* THE TASK *
Omit every picture and return the rest of the data unaltered.

(Stored data entries)
BEGIN

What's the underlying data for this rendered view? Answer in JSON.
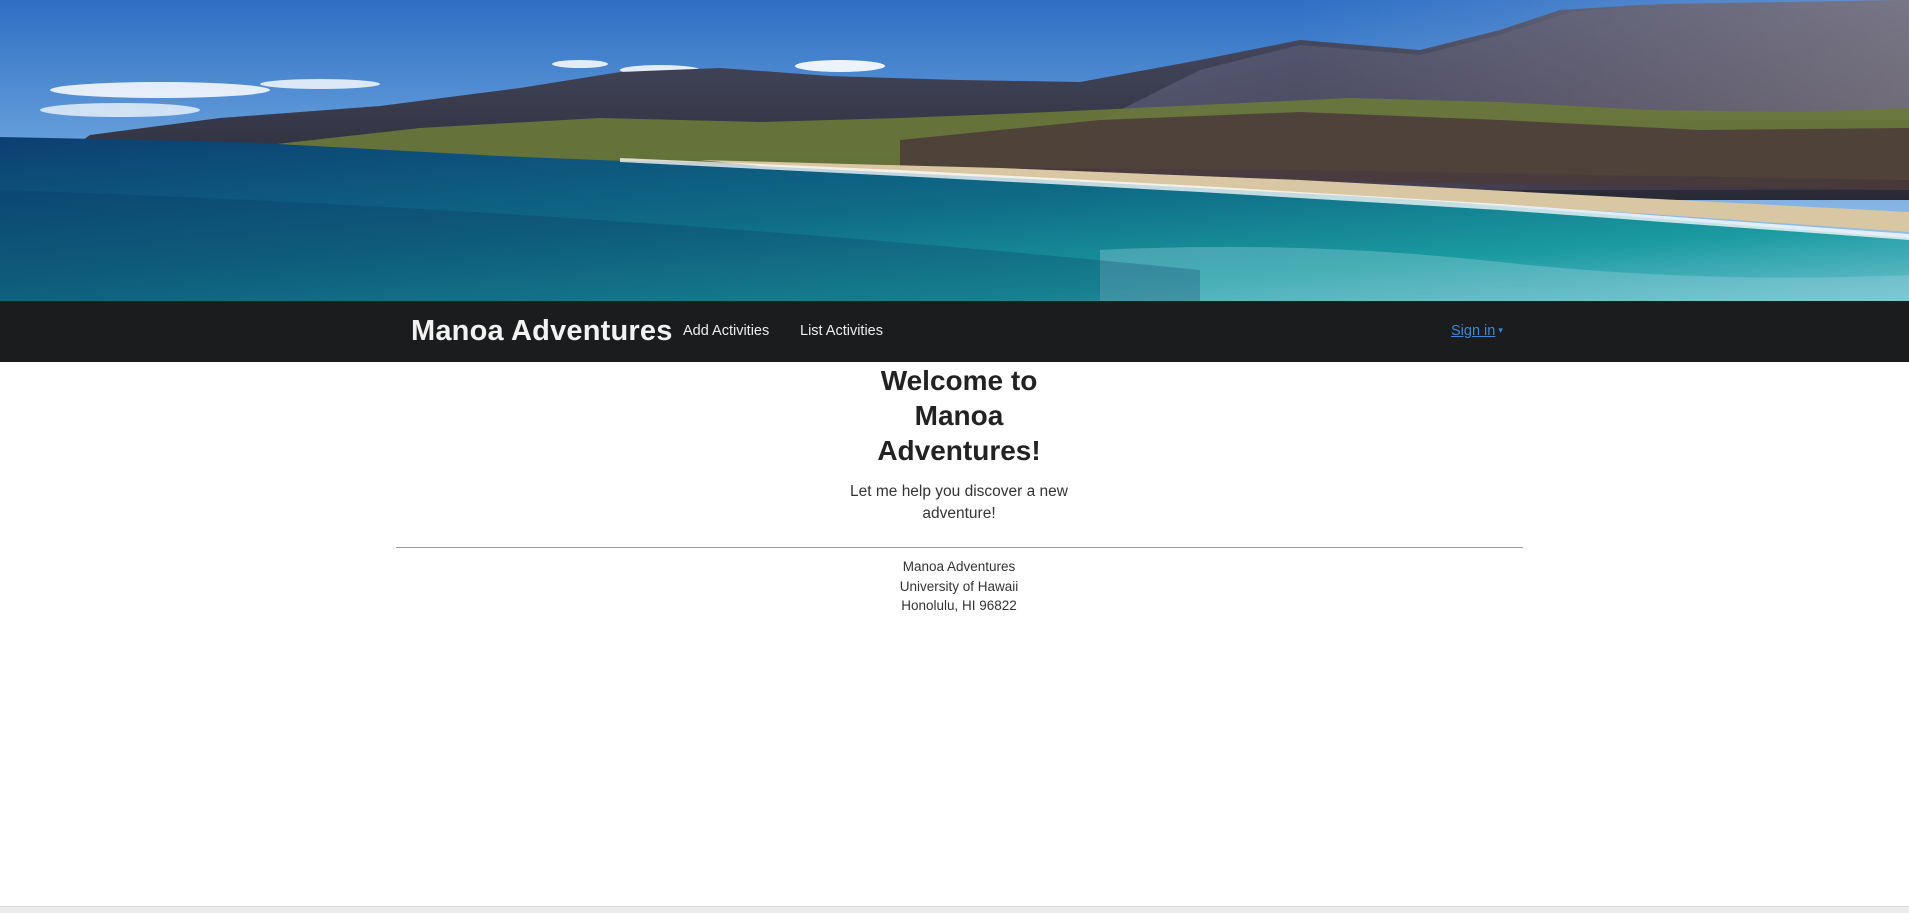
{
  "hero": {
    "image": "hawaii-coastline-landscape"
  },
  "navbar": {
    "brand": "Manoa Adventures",
    "links": [
      "Add Activities",
      "List Activities"
    ],
    "signin_label": "Sign in",
    "signin_caret": "▾"
  },
  "main": {
    "heading_lines": [
      "Welcome to",
      "Manoa",
      "Adventures!"
    ],
    "tagline_lines": [
      "Let me help you discover a new",
      "adventure!"
    ]
  },
  "footer": {
    "lines": [
      "Manoa Adventures",
      "University of Hawaii",
      "Honolulu, HI 96822"
    ]
  },
  "colors": {
    "navbar_bg": "#1b1c1d",
    "link_blue": "#3f86d8",
    "brand_text": "#f2f2f2"
  }
}
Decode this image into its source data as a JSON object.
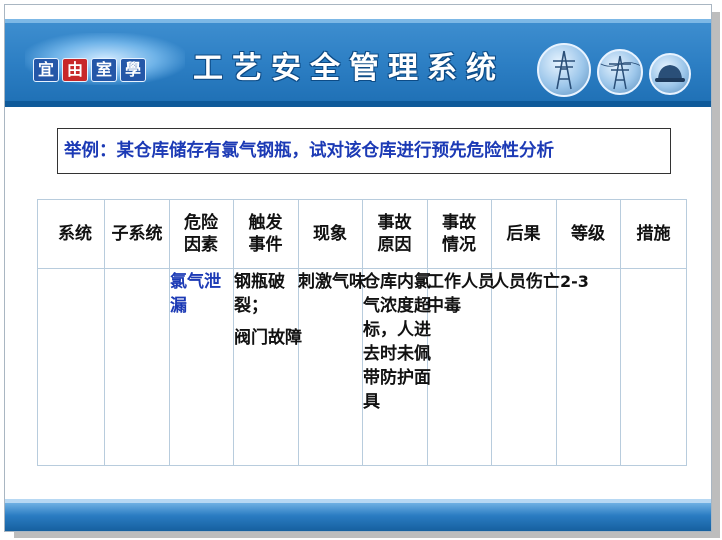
{
  "header": {
    "logo_chars": [
      "宜",
      "由",
      "室",
      "學"
    ],
    "title": "工艺安全管理系统"
  },
  "question": "举例：某仓库储存有氯气钢瓶，试对该仓库进行预先危险性分析",
  "table": {
    "headers": [
      "系统",
      "子系统",
      "危险\n因素",
      "触发\n事件",
      "现象",
      "事故\n原因",
      "事故\n情况",
      "后果",
      "等级",
      "措施"
    ],
    "row": {
      "system": "",
      "subsystem": "",
      "hazard": "氯气泄漏",
      "trigger_1": "钢瓶破裂；",
      "trigger_2": "阀门故障",
      "phenomenon": "刺激气味",
      "cause": "仓库内氯气浓度超标，人进去时未佩带防护面具",
      "situation": "工作人员中毒",
      "consequence": "人员伤亡",
      "grade": "2-3",
      "measures": ""
    }
  },
  "colors": {
    "banner": "#2d7fc4",
    "question_text": "#1c3ab5",
    "hazard_text": "#1c3ab5",
    "grid_lines": "#b8ccdd"
  }
}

END

* RESULT *
What's the underlying data for this rendered view? Answer in JSON.
{
  "hero": {
    "image": "hawaii-coastline-landscape"
  },
  "navbar": {
    "brand": "Manoa Adventures",
    "links": [
      "Add Activities",
      "List Activities"
    ],
    "signin_label": "Sign in",
    "signin_caret": "▾"
  },
  "main": {
    "heading_lines": [
      "Welcome to",
      "Manoa",
      "Adventures!"
    ],
    "tagline_lines": [
      "Let me help you discover a new",
      "adventure!"
    ]
  },
  "footer": {
    "lines": [
      "Manoa Adventures",
      "University of Hawaii",
      "Honolulu, HI 96822"
    ]
  },
  "colors": {
    "navbar_bg": "#1b1c1d",
    "link_blue": "#3f86d8",
    "brand_text": "#f2f2f2"
  }
}
Decode this image into its source data as a JSON object.
{
  "header": {
    "logo_chars": [
      "宜",
      "由",
      "室",
      "學"
    ],
    "title": "工艺安全管理系统"
  },
  "question": "举例：某仓库储存有氯气钢瓶，试对该仓库进行预先危险性分析",
  "table": {
    "headers": [
      "系统",
      "子系统",
      "危险\n因素",
      "触发\n事件",
      "现象",
      "事故\n原因",
      "事故\n情况",
      "后果",
      "等级",
      "措施"
    ],
    "row": {
      "system": "",
      "subsystem": "",
      "hazard": "氯气泄漏",
      "trigger_1": "钢瓶破裂；",
      "trigger_2": "阀门故障",
      "phenomenon": "刺激气味",
      "cause": "仓库内氯气浓度超标，人进去时未佩带防护面具",
      "situation": "工作人员中毒",
      "consequence": "人员伤亡",
      "grade": "2-3",
      "measures": ""
    }
  },
  "colors": {
    "banner": "#2d7fc4",
    "question_text": "#1c3ab5",
    "hazard_text": "#1c3ab5",
    "grid_lines": "#b8ccdd"
  }
}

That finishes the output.